-- TASK REQUIREMENTS --
In full and unchanged, set down the entries that follow, with no images.
BEGIN DATA PROVIDED
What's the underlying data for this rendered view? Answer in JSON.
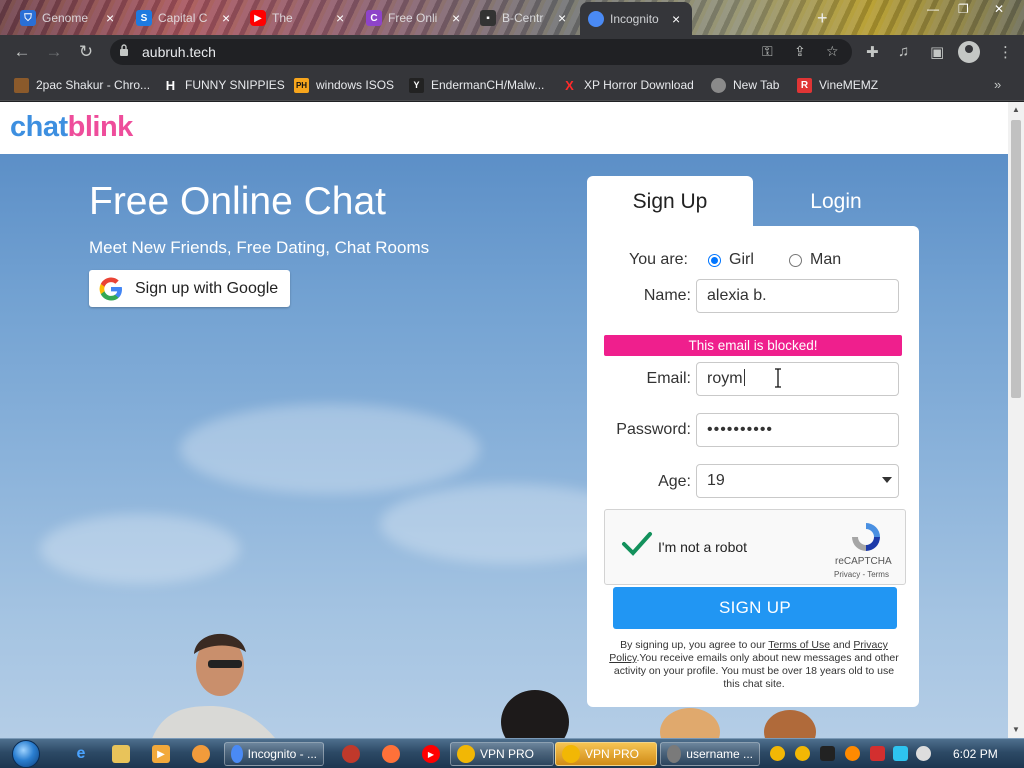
{
  "browser": {
    "tabs": [
      {
        "label": "Genome",
        "color": "#2a6fd6",
        "icon": "shield-icon"
      },
      {
        "label": "Capital C",
        "color": "#1f7ae0",
        "icon": "s-logo-icon"
      },
      {
        "label": "The",
        "color": "#ff0000",
        "icon": "youtube-icon"
      },
      {
        "label": "Free Onli",
        "color": "#8e44c9",
        "icon": "c-logo-icon"
      },
      {
        "label": "B-Centr",
        "color": "#333333",
        "icon": "site-icon"
      },
      {
        "label": "Incognito",
        "color": "#4a8af4",
        "icon": "chrome-icon"
      }
    ],
    "url": "aubruh.tech",
    "bookmarks": [
      {
        "label": "2pac Shakur - Chro...",
        "badge": "",
        "color": "#8b5a2b",
        "icon": "bookmark-favicon-icon"
      },
      {
        "label": "FUNNY SNIPPIES",
        "badge": "H",
        "color": "#ffffff",
        "icon": "bookmark-favicon-icon"
      },
      {
        "label": "windows ISOS",
        "badge": "PH",
        "color": "#f7a51c",
        "icon": "bookmark-favicon-icon"
      },
      {
        "label": "EndermanCH/Malw...",
        "badge": "Y",
        "color": "#ffffff",
        "icon": "bookmark-favicon-icon"
      },
      {
        "label": "XP Horror Download",
        "badge": "X",
        "color": "#ff2a2a",
        "icon": "bookmark-favicon-icon"
      },
      {
        "label": "New Tab",
        "badge": "",
        "color": "#8a8a8a",
        "icon": "globe-icon"
      },
      {
        "label": "VineMEMZ",
        "badge": "R",
        "color": "#e03535",
        "icon": "bookmark-favicon-icon"
      }
    ],
    "more": "»"
  },
  "site": {
    "logo_part1": "chat",
    "logo_part2": "blink",
    "hero_title": "Free Online Chat",
    "hero_subtitle": "Meet New Friends, Free Dating, Chat Rooms",
    "google_button": "Sign up with Google"
  },
  "form": {
    "tab_signup": "Sign Up",
    "tab_login": "Login",
    "you_are_label": "You are:",
    "gender_options": [
      "Girl",
      "Man"
    ],
    "gender_selected": "Girl",
    "name_label": "Name:",
    "name_value": "alexia b.",
    "error_message": "This email is blocked!",
    "email_label": "Email:",
    "email_value": "roym",
    "password_label": "Password:",
    "password_value": "••••••••••",
    "age_label": "Age:",
    "age_value": "19",
    "captcha_text": "I'm not a robot",
    "captcha_brand": "reCAPTCHA",
    "captcha_links": "Privacy - Terms",
    "submit_label": "SIGN UP",
    "terms_prefix": "By signing up, you agree to our ",
    "terms_link": "Terms of Use",
    "terms_and": " and ",
    "privacy_link": "Privacy Policy",
    "terms_rest": ".You receive emails only about new messages and other activity on your profile. You must be over 18 years old to use this chat site.",
    "accent_pink": "#ef1f8d",
    "accent_blue": "#2196f3"
  },
  "taskbar": {
    "items": [
      {
        "label": "Incognito - ...",
        "color": "#4a8af4",
        "icon": "chrome-icon"
      },
      {
        "label": "VPN PRO",
        "color": "#f2b705",
        "icon": "vpn-icon"
      },
      {
        "label": "VPN PRO",
        "color": "#f2b705",
        "icon": "vpn-icon"
      },
      {
        "label": "username ...",
        "color": "#7a7a7a",
        "icon": "app-icon"
      }
    ],
    "clock": "6:02 PM"
  }
}
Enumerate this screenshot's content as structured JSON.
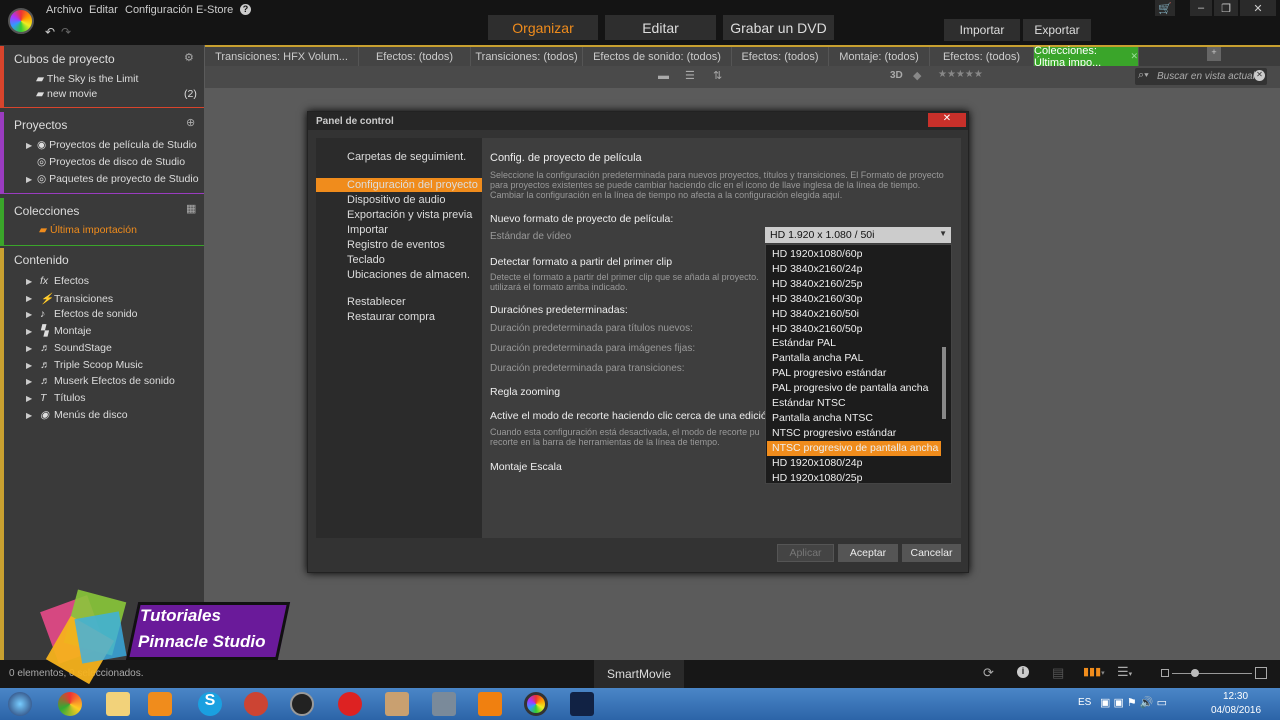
{
  "app": {
    "menu": [
      "Archivo",
      "Editar",
      "Configuración",
      "E-Store"
    ],
    "help_icon": "question-circle-icon"
  },
  "modes": {
    "organize": "Organizar",
    "edit": "Editar",
    "burn": "Grabar un DVD",
    "import": "Importar",
    "export": "Exportar"
  },
  "sidebar": {
    "cubos": {
      "title": "Cubos de proyecto",
      "items": [
        {
          "label": "The Sky is the Limit",
          "count": ""
        },
        {
          "label": "new movie",
          "count": "(2)"
        }
      ]
    },
    "proyectos": {
      "title": "Proyectos",
      "items": [
        "Proyectos de película de Studio",
        "Proyectos de disco de Studio",
        "Paquetes de proyecto de Studio"
      ]
    },
    "colecciones": {
      "title": "Colecciones",
      "items": [
        "Última importación"
      ]
    },
    "contenido": {
      "title": "Contenido",
      "items": [
        "Efectos",
        "Transiciones",
        "Efectos de sonido",
        "Montaje",
        "SoundStage",
        "Triple Scoop Music",
        "Muserk Efectos de sonido",
        "Títulos",
        "Menús de disco"
      ]
    }
  },
  "tabs": [
    "Transiciones: HFX Volum...",
    "Efectos: (todos)",
    "Transiciones: (todos)",
    "Efectos de sonido: (todos)",
    "Efectos: (todos)",
    "Montaje: (todos)",
    "Efectos: (todos)",
    "Colecciones: Última impo..."
  ],
  "toolbar": {
    "label_3d": "3D",
    "search_placeholder": "Buscar en vista actual"
  },
  "dialog": {
    "title": "Panel de control",
    "nav": [
      "Carpetas de seguimient.",
      "Configuración del proyecto",
      "Dispositivo de audio",
      "Exportación y vista previa",
      "Importar",
      "Registro de eventos",
      "Teclado",
      "Ubicaciones de almacen.",
      "Restablecer",
      "Restaurar compra"
    ],
    "nav_selected": 1,
    "heading": "Config. de proyecto de película",
    "desc": "Seleccione la configuración predeterminada para nuevos proyectos, títulos y transiciones. El Formato de proyecto para proyectos existentes se puede cambiar haciendo clic en el icono de llave inglesa de la línea de tiempo. Cambiar la configuración en la línea de tiempo no afecta a la configuración elegida aquí.",
    "new_format": "Nuevo formato de proyecto de película:",
    "video_std_label": "Estándar de vídeo",
    "video_std_value": "HD 1.920 x 1.080 / 50i",
    "detect": "Detectar formato a partir del primer clip",
    "detect_desc": "Detecte el formato a partir del primer clip que se añada al proyecto. utilizará el formato arriba indicado.",
    "durations": "Duraciónes predeterminadas:",
    "dur_titles": "Duración predeterminada para títulos nuevos:",
    "dur_images": "Duración predeterminada para imágenes fijas:",
    "dur_trans": "Duración predeterminada para transiciones:",
    "zoom_rule": "Regla zooming",
    "trim": "Active el modo de recorte haciendo clic cerca de una edición",
    "trim_desc": "Cuando esta configuración está desactivada, el modo de recorte pu recorte en la barra de herramientas de la línea de tiempo.",
    "montage": "Montaje Escala",
    "options": [
      "HD 1920x1080/60p",
      "HD 3840x2160/24p",
      "HD 3840x2160/25p",
      "HD 3840x2160/30p",
      "HD 3840x2160/50i",
      "HD 3840x2160/50p",
      "Estándar PAL",
      "Pantalla ancha PAL",
      "PAL progresivo estándar",
      "PAL progresivo de pantalla ancha",
      "Estándar NTSC",
      "Pantalla ancha NTSC",
      "NTSC progresivo estándar",
      "NTSC progresivo de pantalla ancha",
      "HD 1920x1080/24p",
      "HD 1920x1080/25p"
    ],
    "highlighted_option": 13,
    "apply": "Aplicar",
    "accept": "Aceptar",
    "cancel": "Cancelar"
  },
  "watermark": {
    "line1": "Tutoriales",
    "line2": "Pinnacle Studio"
  },
  "status": {
    "text": "0 elementos, 0 seleccionados.",
    "smartmovie": "SmartMovie"
  },
  "tray": {
    "lang": "ES",
    "time": "12:30",
    "date": "04/08/2016"
  },
  "colors": {
    "accent": "#f08c1c",
    "tab_active": "#3aa52a",
    "cubos": "#d8442c",
    "proyectos": "#9a3cc0",
    "colecciones": "#3aa52a",
    "contenido": "#c8a030"
  }
}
END DATA PROVIDED
-- YOUR SOLUTION --
What's the underlying data for this rendered view? Answer in JSON.
{
  "browser": {
    "tabs": [
      {
        "label": "Genome",
        "color": "#2a6fd6",
        "icon": "shield-icon"
      },
      {
        "label": "Capital C",
        "color": "#1f7ae0",
        "icon": "s-logo-icon"
      },
      {
        "label": "The",
        "color": "#ff0000",
        "icon": "youtube-icon"
      },
      {
        "label": "Free Onli",
        "color": "#8e44c9",
        "icon": "c-logo-icon"
      },
      {
        "label": "B-Centr",
        "color": "#333333",
        "icon": "site-icon"
      },
      {
        "label": "Incognito",
        "color": "#4a8af4",
        "icon": "chrome-icon"
      }
    ],
    "url": "aubruh.tech",
    "bookmarks": [
      {
        "label": "2pac Shakur - Chro...",
        "badge": "",
        "color": "#8b5a2b",
        "icon": "bookmark-favicon-icon"
      },
      {
        "label": "FUNNY SNIPPIES",
        "badge": "H",
        "color": "#ffffff",
        "icon": "bookmark-favicon-icon"
      },
      {
        "label": "windows ISOS",
        "badge": "PH",
        "color": "#f7a51c",
        "icon": "bookmark-favicon-icon"
      },
      {
        "label": "EndermanCH/Malw...",
        "badge": "Y",
        "color": "#ffffff",
        "icon": "bookmark-favicon-icon"
      },
      {
        "label": "XP Horror Download",
        "badge": "X",
        "color": "#ff2a2a",
        "icon": "bookmark-favicon-icon"
      },
      {
        "label": "New Tab",
        "badge": "",
        "color": "#8a8a8a",
        "icon": "globe-icon"
      },
      {
        "label": "VineMEMZ",
        "badge": "R",
        "color": "#e03535",
        "icon": "bookmark-favicon-icon"
      }
    ],
    "more": "»"
  },
  "site": {
    "logo_part1": "chat",
    "logo_part2": "blink",
    "hero_title": "Free Online Chat",
    "hero_subtitle": "Meet New Friends, Free Dating, Chat Rooms",
    "google_button": "Sign up with Google"
  },
  "form": {
    "tab_signup": "Sign Up",
    "tab_login": "Login",
    "you_are_label": "You are:",
    "gender_options": [
      "Girl",
      "Man"
    ],
    "gender_selected": "Girl",
    "name_label": "Name:",
    "name_value": "alexia b.",
    "error_message": "This email is blocked!",
    "email_label": "Email:",
    "email_value": "roym",
    "password_label": "Password:",
    "password_value": "••••••••••",
    "age_label": "Age:",
    "age_value": "19",
    "captcha_text": "I'm not a robot",
    "captcha_brand": "reCAPTCHA",
    "captcha_links": "Privacy - Terms",
    "submit_label": "SIGN UP",
    "terms_prefix": "By signing up, you agree to our ",
    "terms_link": "Terms of Use",
    "terms_and": " and ",
    "privacy_link": "Privacy Policy",
    "terms_rest": ".You receive emails only about new messages and other activity on your profile. You must be over 18 years old to use this chat site.",
    "accent_pink": "#ef1f8d",
    "accent_blue": "#2196f3"
  },
  "taskbar": {
    "items": [
      {
        "label": "Incognito - ...",
        "color": "#4a8af4",
        "icon": "chrome-icon"
      },
      {
        "label": "VPN PRO",
        "color": "#f2b705",
        "icon": "vpn-icon"
      },
      {
        "label": "VPN PRO",
        "color": "#f2b705",
        "icon": "vpn-icon"
      },
      {
        "label": "username ...",
        "color": "#7a7a7a",
        "icon": "app-icon"
      }
    ],
    "clock": "6:02 PM"
  }
}
Enumerate this screenshot's content as structured JSON.
{
  "app": {
    "menu": [
      "Archivo",
      "Editar",
      "Configuración",
      "E-Store"
    ],
    "help_icon": "question-circle-icon"
  },
  "modes": {
    "organize": "Organizar",
    "edit": "Editar",
    "burn": "Grabar un DVD",
    "import": "Importar",
    "export": "Exportar"
  },
  "sidebar": {
    "cubos": {
      "title": "Cubos de proyecto",
      "items": [
        {
          "label": "The Sky is the Limit",
          "count": ""
        },
        {
          "label": "new movie",
          "count": "(2)"
        }
      ]
    },
    "proyectos": {
      "title": "Proyectos",
      "items": [
        "Proyectos de película de Studio",
        "Proyectos de disco de Studio",
        "Paquetes de proyecto de Studio"
      ]
    },
    "colecciones": {
      "title": "Colecciones",
      "items": [
        "Última importación"
      ]
    },
    "contenido": {
      "title": "Contenido",
      "items": [
        "Efectos",
        "Transiciones",
        "Efectos de sonido",
        "Montaje",
        "SoundStage",
        "Triple Scoop Music",
        "Muserk Efectos de sonido",
        "Títulos",
        "Menús de disco"
      ]
    }
  },
  "tabs": [
    "Transiciones: HFX Volum...",
    "Efectos: (todos)",
    "Transiciones: (todos)",
    "Efectos de sonido: (todos)",
    "Efectos: (todos)",
    "Montaje: (todos)",
    "Efectos: (todos)",
    "Colecciones: Última impo..."
  ],
  "toolbar": {
    "label_3d": "3D",
    "search_placeholder": "Buscar en vista actual"
  },
  "dialog": {
    "title": "Panel de control",
    "nav": [
      "Carpetas de seguimient.",
      "Configuración del proyecto",
      "Dispositivo de audio",
      "Exportación y vista previa",
      "Importar",
      "Registro de eventos",
      "Teclado",
      "Ubicaciones de almacen.",
      "Restablecer",
      "Restaurar compra"
    ],
    "nav_selected": 1,
    "heading": "Config. de proyecto de película",
    "desc": "Seleccione la configuración predeterminada para nuevos proyectos, títulos y transiciones. El Formato de proyecto para proyectos existentes se puede cambiar haciendo clic en el icono de llave inglesa de la línea de tiempo. Cambiar la configuración en la línea de tiempo no afecta a la configuración elegida aquí.",
    "new_format": "Nuevo formato de proyecto de película:",
    "video_std_label": "Estándar de vídeo",
    "video_std_value": "HD 1.920 x 1.080 / 50i",
    "detect": "Detectar formato a partir del primer clip",
    "detect_desc": "Detecte el formato a partir del primer clip que se añada al proyecto. utilizará el formato arriba indicado.",
    "durations": "Duraciónes predeterminadas:",
    "dur_titles": "Duración predeterminada para títulos nuevos:",
    "dur_images": "Duración predeterminada para imágenes fijas:",
    "dur_trans": "Duración predeterminada para transiciones:",
    "zoom_rule": "Regla zooming",
    "trim": "Active el modo de recorte haciendo clic cerca de una edición",
    "trim_desc": "Cuando esta configuración está desactivada, el modo de recorte pu recorte en la barra de herramientas de la línea de tiempo.",
    "montage": "Montaje Escala",
    "options": [
      "HD 1920x1080/60p",
      "HD 3840x2160/24p",
      "HD 3840x2160/25p",
      "HD 3840x2160/30p",
      "HD 3840x2160/50i",
      "HD 3840x2160/50p",
      "Estándar PAL",
      "Pantalla ancha PAL",
      "PAL progresivo estándar",
      "PAL progresivo de pantalla ancha",
      "Estándar NTSC",
      "Pantalla ancha NTSC",
      "NTSC progresivo estándar",
      "NTSC progresivo de pantalla ancha",
      "HD 1920x1080/24p",
      "HD 1920x1080/25p"
    ],
    "highlighted_option": 13,
    "apply": "Aplicar",
    "accept": "Aceptar",
    "cancel": "Cancelar"
  },
  "watermark": {
    "line1": "Tutoriales",
    "line2": "Pinnacle Studio"
  },
  "status": {
    "text": "0 elementos, 0 seleccionados.",
    "smartmovie": "SmartMovie"
  },
  "tray": {
    "lang": "ES",
    "time": "12:30",
    "date": "04/08/2016"
  },
  "colors": {
    "accent": "#f08c1c",
    "tab_active": "#3aa52a",
    "cubos": "#d8442c",
    "proyectos": "#9a3cc0",
    "colecciones": "#3aa52a",
    "contenido": "#c8a030"
  }
}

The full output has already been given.